• Saved entries
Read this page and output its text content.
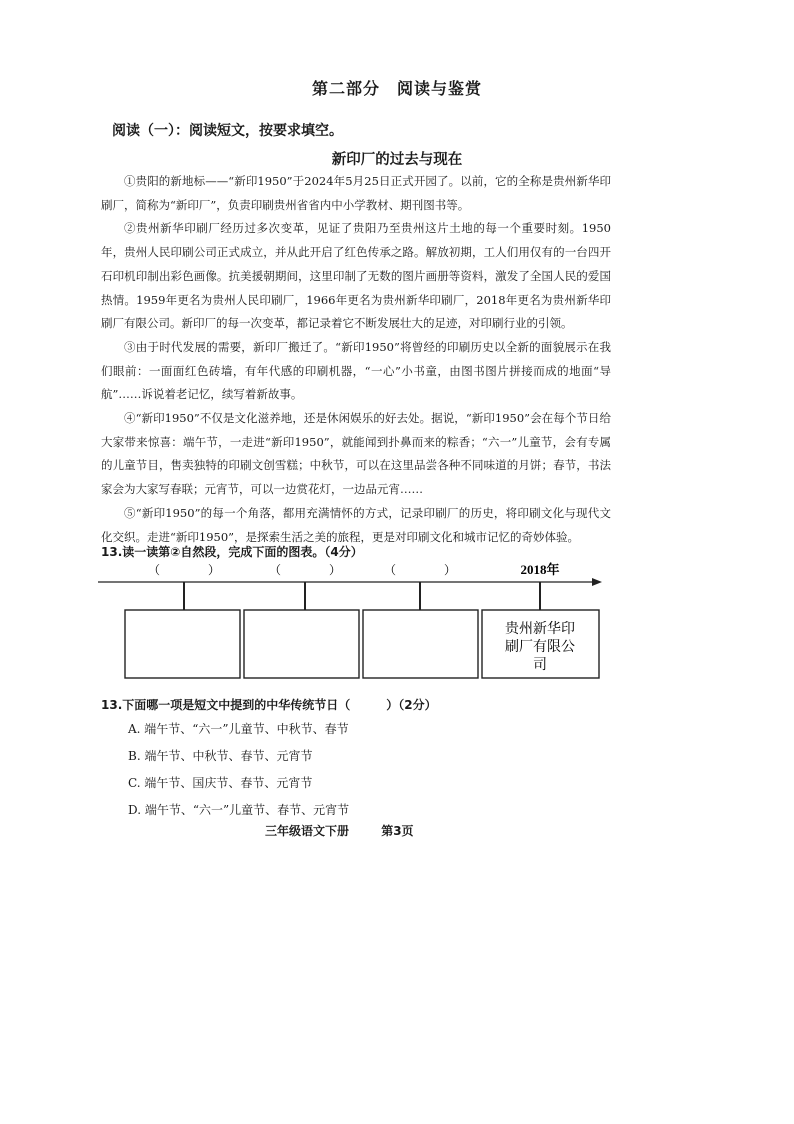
第二部分　阅读与鉴赏
阅读（一）：阅读短文，按要求填空。
新印厂的过去与现在

①贵阳的新地标——“新印1950”于2024年5月25日正式开园了。以前，它的全称是贵州新华印刷厂，简称为“新印厂”，负责印刷贵州省省内中小学教材、期刊图书等。

②贵州新华印刷厂经历过多次变革，见证了贵阳乃至贵州这片土地的每一个重要时刻。1950年，贵州人民印刷公司正式成立，并从此开启了红色传承之路。解放初期，工人们用仅有的一台四开石印机印制出彩色画像。抗美援朝期间，这里印制了无数的图片画册等资料，激发了全国人民的爱国热情。1959年更名为贵州人民印刷厂，1966年更名为贵州新华印刷厂，2018年更名为贵州新华印刷厂有限公司。新印厂的每一次变革，都记录着它不断发展壮大的足迹，对印刷行业的引领。

③由于时代发展的需要，新印厂搬迁了。“新印1950”将曾经的印刷历史以全新的面貌展示在我们眼前：一面面红色砖墙，有年代感的印刷机器，“一心”小书童，由图书图片拼接而成的地面“导航”……诉说着老记忆，续写着新故事。

④“新印1950”不仅是文化滋养地，还是休闲娱乐的好去处。据说，“新印1950”会在每个节日给大家带来惊喜：端午节，一走进“新印1950”，就能闻到扑鼻而来的粽香；“六一”儿童节，会有专属的儿童节目，售卖独特的印刷文创雪糕；中秋节，可以在这里品尝各种不同味道的月饼；春节，书法家会为大家写春联；元宵节，可以一边赏花灯，一边品元宵……

⑤“新印1950”的每一个角落，都用充满情怀的方式，记录印刷厂的历史，将印刷文化与现代文化交织。走进“新印1950”，是探索生活之美的旅程，更是对印刷文化和城市记忆的奇妙体验。

13.读一读第②自然段，完成下面的图表。（4分）
（　　　　）	（　　　　）	（　　　　）	2018年
贵州新华印
刷厂有限公
司
13.下面哪一项是短文中提到的中华传统节日（　　　）（2分）
A. 端午节、“六一”儿童节、中秋节、春节
B. 端午节、中秋节、春节、元宵节
C. 端午节、国庆节、春节、元宵节
D. 端午节、“六一”儿童节、春节、元宵节
三年级语文下册	第3页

• Problem requirements
Reproduce every record above exactly, omitting the pictures.

• Solved problem
Read this page and output its text content.
第二部分　阅读与鉴赏
阅读（一）：阅读短文，按要求填空。
新印厂的过去与现在

①贵阳的新地标——“新印1950”于2024年5月25日正式开园了。以前，它的全称是贵州新华印刷厂，简称为“新印厂”，负责印刷贵州省省内中小学教材、期刊图书等。

②贵州新华印刷厂经历过多次变革，见证了贵阳乃至贵州这片土地的每一个重要时刻。1950年，贵州人民印刷公司正式成立，并从此开启了红色传承之路。解放初期，工人们用仅有的一台四开石印机印制出彩色画像。抗美援朝期间，这里印制了无数的图片画册等资料，激发了全国人民的爱国热情。1959年更名为贵州人民印刷厂，1966年更名为贵州新华印刷厂，2018年更名为贵州新华印刷厂有限公司。新印厂的每一次变革，都记录着它不断发展壮大的足迹，对印刷行业的引领。

③由于时代发展的需要，新印厂搬迁了。“新印1950”将曾经的印刷历史以全新的面貌展示在我们眼前：一面面红色砖墙，有年代感的印刷机器，“一心”小书童，由图书图片拼接而成的地面“导航”……诉说着老记忆，续写着新故事。

④“新印1950”不仅是文化滋养地，还是休闲娱乐的好去处。据说，“新印1950”会在每个节日给大家带来惊喜：端午节，一走进“新印1950”，就能闻到扑鼻而来的粽香；“六一”儿童节，会有专属的儿童节目，售卖独特的印刷文创雪糕；中秋节，可以在这里品尝各种不同味道的月饼；春节，书法家会为大家写春联；元宵节，可以一边赏花灯，一边品元宵……

⑤“新印1950”的每一个角落，都用充满情怀的方式，记录印刷厂的历史，将印刷文化与现代文化交织。走进“新印1950”，是探索生活之美的旅程，更是对印刷文化和城市记忆的奇妙体验。

13.读一读第②自然段，完成下面的图表。（4分）
（　　　　）	（　　　　）	（　　　　）	2018年
贵州新华印
刷厂有限公
司
13.下面哪一项是短文中提到的中华传统节日（　　　）（2分）
A. 端午节、“六一”儿童节、中秋节、春节
B. 端午节、中秋节、春节、元宵节
C. 端午节、国庆节、春节、元宵节
D. 端午节、“六一”儿童节、春节、元宵节
三年级语文下册	第3页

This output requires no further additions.